## BEGIN DATA SUPPLIED

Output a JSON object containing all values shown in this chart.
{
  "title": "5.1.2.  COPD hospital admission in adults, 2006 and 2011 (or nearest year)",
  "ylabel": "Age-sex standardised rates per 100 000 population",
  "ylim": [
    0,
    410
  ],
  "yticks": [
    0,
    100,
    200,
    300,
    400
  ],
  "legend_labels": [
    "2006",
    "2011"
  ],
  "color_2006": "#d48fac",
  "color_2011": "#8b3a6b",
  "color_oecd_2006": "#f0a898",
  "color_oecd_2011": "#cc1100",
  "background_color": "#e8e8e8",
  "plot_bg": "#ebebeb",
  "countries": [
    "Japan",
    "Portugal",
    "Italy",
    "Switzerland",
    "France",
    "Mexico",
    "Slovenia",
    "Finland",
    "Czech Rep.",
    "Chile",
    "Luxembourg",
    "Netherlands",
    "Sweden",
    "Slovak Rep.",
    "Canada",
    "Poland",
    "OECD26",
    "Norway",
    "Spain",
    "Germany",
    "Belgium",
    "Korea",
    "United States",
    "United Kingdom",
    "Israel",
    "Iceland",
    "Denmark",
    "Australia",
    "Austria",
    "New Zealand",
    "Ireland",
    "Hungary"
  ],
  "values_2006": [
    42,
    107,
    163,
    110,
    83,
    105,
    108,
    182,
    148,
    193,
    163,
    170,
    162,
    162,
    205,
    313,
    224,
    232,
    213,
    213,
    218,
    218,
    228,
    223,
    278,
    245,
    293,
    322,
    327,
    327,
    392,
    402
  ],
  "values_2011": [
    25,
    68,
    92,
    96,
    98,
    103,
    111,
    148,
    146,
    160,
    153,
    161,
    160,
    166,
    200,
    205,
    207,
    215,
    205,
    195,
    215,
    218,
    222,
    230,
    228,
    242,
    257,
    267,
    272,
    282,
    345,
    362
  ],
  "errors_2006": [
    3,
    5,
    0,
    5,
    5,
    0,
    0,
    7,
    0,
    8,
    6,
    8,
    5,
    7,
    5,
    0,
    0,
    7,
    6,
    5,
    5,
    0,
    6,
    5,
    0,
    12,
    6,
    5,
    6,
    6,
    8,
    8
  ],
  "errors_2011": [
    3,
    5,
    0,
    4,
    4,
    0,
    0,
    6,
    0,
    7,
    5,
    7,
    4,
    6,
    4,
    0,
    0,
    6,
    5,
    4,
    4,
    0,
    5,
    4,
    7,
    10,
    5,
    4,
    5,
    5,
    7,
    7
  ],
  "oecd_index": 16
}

## END DATA SUPPLIED

Exact output of every entry is required.

* RESPONSE *
Output a JSON object containing all values shown in this chart.
{
  "title": "5.1.2.  COPD hospital admission in adults, 2006 and 2011 (or nearest year)",
  "ylabel": "Age-sex standardised rates per 100 000 population",
  "ylim": [
    0,
    410
  ],
  "yticks": [
    0,
    100,
    200,
    300,
    400
  ],
  "legend_labels": [
    "2006",
    "2011"
  ],
  "color_2006": "#d48fac",
  "color_2011": "#8b3a6b",
  "color_oecd_2006": "#f0a898",
  "color_oecd_2011": "#cc1100",
  "background_color": "#e8e8e8",
  "plot_bg": "#ebebeb",
  "countries": [
    "Japan",
    "Portugal",
    "Italy",
    "Switzerland",
    "France",
    "Mexico",
    "Slovenia",
    "Finland",
    "Czech Rep.",
    "Chile",
    "Luxembourg",
    "Netherlands",
    "Sweden",
    "Slovak Rep.",
    "Canada",
    "Poland",
    "OECD26",
    "Norway",
    "Spain",
    "Germany",
    "Belgium",
    "Korea",
    "United States",
    "United Kingdom",
    "Israel",
    "Iceland",
    "Denmark",
    "Australia",
    "Austria",
    "New Zealand",
    "Ireland",
    "Hungary"
  ],
  "values_2006": [
    42,
    107,
    163,
    110,
    83,
    105,
    108,
    182,
    148,
    193,
    163,
    170,
    162,
    162,
    205,
    313,
    224,
    232,
    213,
    213,
    218,
    218,
    228,
    223,
    278,
    245,
    293,
    322,
    327,
    327,
    392,
    402
  ],
  "values_2011": [
    25,
    68,
    92,
    96,
    98,
    103,
    111,
    148,
    146,
    160,
    153,
    161,
    160,
    166,
    200,
    205,
    207,
    215,
    205,
    195,
    215,
    218,
    222,
    230,
    228,
    242,
    257,
    267,
    272,
    282,
    345,
    362
  ],
  "errors_2006": [
    3,
    5,
    0,
    5,
    5,
    0,
    0,
    7,
    0,
    8,
    6,
    8,
    5,
    7,
    5,
    0,
    0,
    7,
    6,
    5,
    5,
    0,
    6,
    5,
    0,
    12,
    6,
    5,
    6,
    6,
    8,
    8
  ],
  "errors_2011": [
    3,
    5,
    0,
    4,
    4,
    0,
    0,
    6,
    0,
    7,
    5,
    7,
    4,
    6,
    4,
    0,
    0,
    6,
    5,
    4,
    4,
    0,
    5,
    4,
    7,
    10,
    5,
    4,
    5,
    5,
    7,
    7
  ],
  "oecd_index": 16
}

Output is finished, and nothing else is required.